* AIM OF THE TASK *
Each record should be retyped word for word.

* DATASET EXTRACT *
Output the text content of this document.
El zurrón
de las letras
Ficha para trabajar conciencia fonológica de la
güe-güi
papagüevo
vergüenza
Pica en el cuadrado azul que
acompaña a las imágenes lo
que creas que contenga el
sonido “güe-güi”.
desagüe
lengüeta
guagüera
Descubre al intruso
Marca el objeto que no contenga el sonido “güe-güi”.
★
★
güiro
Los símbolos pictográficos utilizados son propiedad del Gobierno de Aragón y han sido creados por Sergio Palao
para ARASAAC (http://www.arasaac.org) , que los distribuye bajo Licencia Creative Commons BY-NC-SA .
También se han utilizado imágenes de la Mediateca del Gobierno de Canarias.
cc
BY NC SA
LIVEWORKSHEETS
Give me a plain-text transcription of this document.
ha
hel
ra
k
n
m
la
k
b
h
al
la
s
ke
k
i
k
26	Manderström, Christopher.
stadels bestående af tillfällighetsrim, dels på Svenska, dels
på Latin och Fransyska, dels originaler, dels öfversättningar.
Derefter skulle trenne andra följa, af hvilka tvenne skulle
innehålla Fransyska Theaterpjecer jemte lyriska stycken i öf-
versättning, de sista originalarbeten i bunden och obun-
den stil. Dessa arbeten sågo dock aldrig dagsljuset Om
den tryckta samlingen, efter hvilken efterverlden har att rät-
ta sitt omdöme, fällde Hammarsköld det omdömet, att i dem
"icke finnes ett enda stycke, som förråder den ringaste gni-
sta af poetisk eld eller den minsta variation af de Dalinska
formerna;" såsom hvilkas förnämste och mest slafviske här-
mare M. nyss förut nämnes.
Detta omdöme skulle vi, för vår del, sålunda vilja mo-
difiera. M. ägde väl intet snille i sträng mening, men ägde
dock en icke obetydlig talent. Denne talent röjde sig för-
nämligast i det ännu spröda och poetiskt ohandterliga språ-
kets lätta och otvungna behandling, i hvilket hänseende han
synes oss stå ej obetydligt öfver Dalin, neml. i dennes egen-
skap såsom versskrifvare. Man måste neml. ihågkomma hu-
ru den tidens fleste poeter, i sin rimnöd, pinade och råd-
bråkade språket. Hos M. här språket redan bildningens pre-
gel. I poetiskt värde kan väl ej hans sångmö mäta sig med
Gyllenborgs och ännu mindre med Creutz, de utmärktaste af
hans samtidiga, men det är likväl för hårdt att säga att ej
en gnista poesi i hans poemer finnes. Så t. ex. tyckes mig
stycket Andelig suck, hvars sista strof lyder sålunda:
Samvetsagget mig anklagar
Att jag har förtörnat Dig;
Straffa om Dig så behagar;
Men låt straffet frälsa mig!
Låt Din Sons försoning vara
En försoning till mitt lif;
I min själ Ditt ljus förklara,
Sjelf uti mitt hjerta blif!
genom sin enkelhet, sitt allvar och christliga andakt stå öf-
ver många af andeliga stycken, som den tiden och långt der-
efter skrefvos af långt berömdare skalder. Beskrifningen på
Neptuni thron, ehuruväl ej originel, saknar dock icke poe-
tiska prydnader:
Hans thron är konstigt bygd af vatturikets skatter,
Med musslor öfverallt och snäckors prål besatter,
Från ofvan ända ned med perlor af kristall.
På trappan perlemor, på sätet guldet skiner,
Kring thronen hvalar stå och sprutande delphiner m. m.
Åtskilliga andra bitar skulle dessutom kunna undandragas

* REPLY TO THE TASK *
Output the text content of this document.
El zurrón
de las letras
Ficha para trabajar conciencia fonológica de la
güe-güi
papagüevo
vergüenza
Pica en el cuadrado azul que
acompaña a las imágenes lo
que creas que contenga el
sonido “güe-güi”.
desagüe
lengüeta
guagüera
Descubre al intruso
Marca el objeto que no contenga el sonido “güe-güi”.
★
★
güiro
Los símbolos pictográficos utilizados son propiedad del Gobierno de Aragón y han sido creados por Sergio Palao
para ARASAAC (http://www.arasaac.org) , que los distribuye bajo Licencia Creative Commons BY-NC-SA .
También se han utilizado imágenes de la Mediateca del Gobierno de Canarias.
cc
BY NC SA
LIVEWORKSHEETS
Give me a plain-text transcription of this document.
ha
hel
ra
k
n
m
la
k
b
h
al
la
s
ke
k
i
k
26	Manderström, Christopher.
stadels bestående af tillfällighetsrim, dels på Svenska, dels
på Latin och Fransyska, dels originaler, dels öfversättningar.
Derefter skulle trenne andra följa, af hvilka tvenne skulle
innehålla Fransyska Theaterpjecer jemte lyriska stycken i öf-
versättning, de sista originalarbeten i bunden och obun-
den stil. Dessa arbeten sågo dock aldrig dagsljuset Om
den tryckta samlingen, efter hvilken efterverlden har att rät-
ta sitt omdöme, fällde Hammarsköld det omdömet, att i dem
"icke finnes ett enda stycke, som förråder den ringaste gni-
sta af poetisk eld eller den minsta variation af de Dalinska
formerna;" såsom hvilkas förnämste och mest slafviske här-
mare M. nyss förut nämnes.
Detta omdöme skulle vi, för vår del, sålunda vilja mo-
difiera. M. ägde väl intet snille i sträng mening, men ägde
dock en icke obetydlig talent. Denne talent röjde sig för-
nämligast i det ännu spröda och poetiskt ohandterliga språ-
kets lätta och otvungna behandling, i hvilket hänseende han
synes oss stå ej obetydligt öfver Dalin, neml. i dennes egen-
skap såsom versskrifvare. Man måste neml. ihågkomma hu-
ru den tidens fleste poeter, i sin rimnöd, pinade och råd-
bråkade språket. Hos M. här språket redan bildningens pre-
gel. I poetiskt värde kan väl ej hans sångmö mäta sig med
Gyllenborgs och ännu mindre med Creutz, de utmärktaste af
hans samtidiga, men det är likväl för hårdt att säga att ej
en gnista poesi i hans poemer finnes. Så t. ex. tyckes mig
stycket Andelig suck, hvars sista strof lyder sålunda:
Samvetsagget mig anklagar
Att jag har förtörnat Dig;
Straffa om Dig så behagar;
Men låt straffet frälsa mig!
Låt Din Sons försoning vara
En försoning till mitt lif;
I min själ Ditt ljus förklara,
Sjelf uti mitt hjerta blif!
genom sin enkelhet, sitt allvar och christliga andakt stå öf-
ver många af andeliga stycken, som den tiden och långt der-
efter skrefvos af långt berömdare skalder. Beskrifningen på
Neptuni thron, ehuruväl ej originel, saknar dock icke poe-
tiska prydnader:
Hans thron är konstigt bygd af vatturikets skatter,
Med musslor öfverallt och snäckors prål besatter,
Från ofvan ända ned med perlor af kristall.
På trappan perlemor, på sätet guldet skiner,
Kring thronen hvalar stå och sprutande delphiner m. m.
Åtskilliga andra bitar skulle dessutom kunna undandragas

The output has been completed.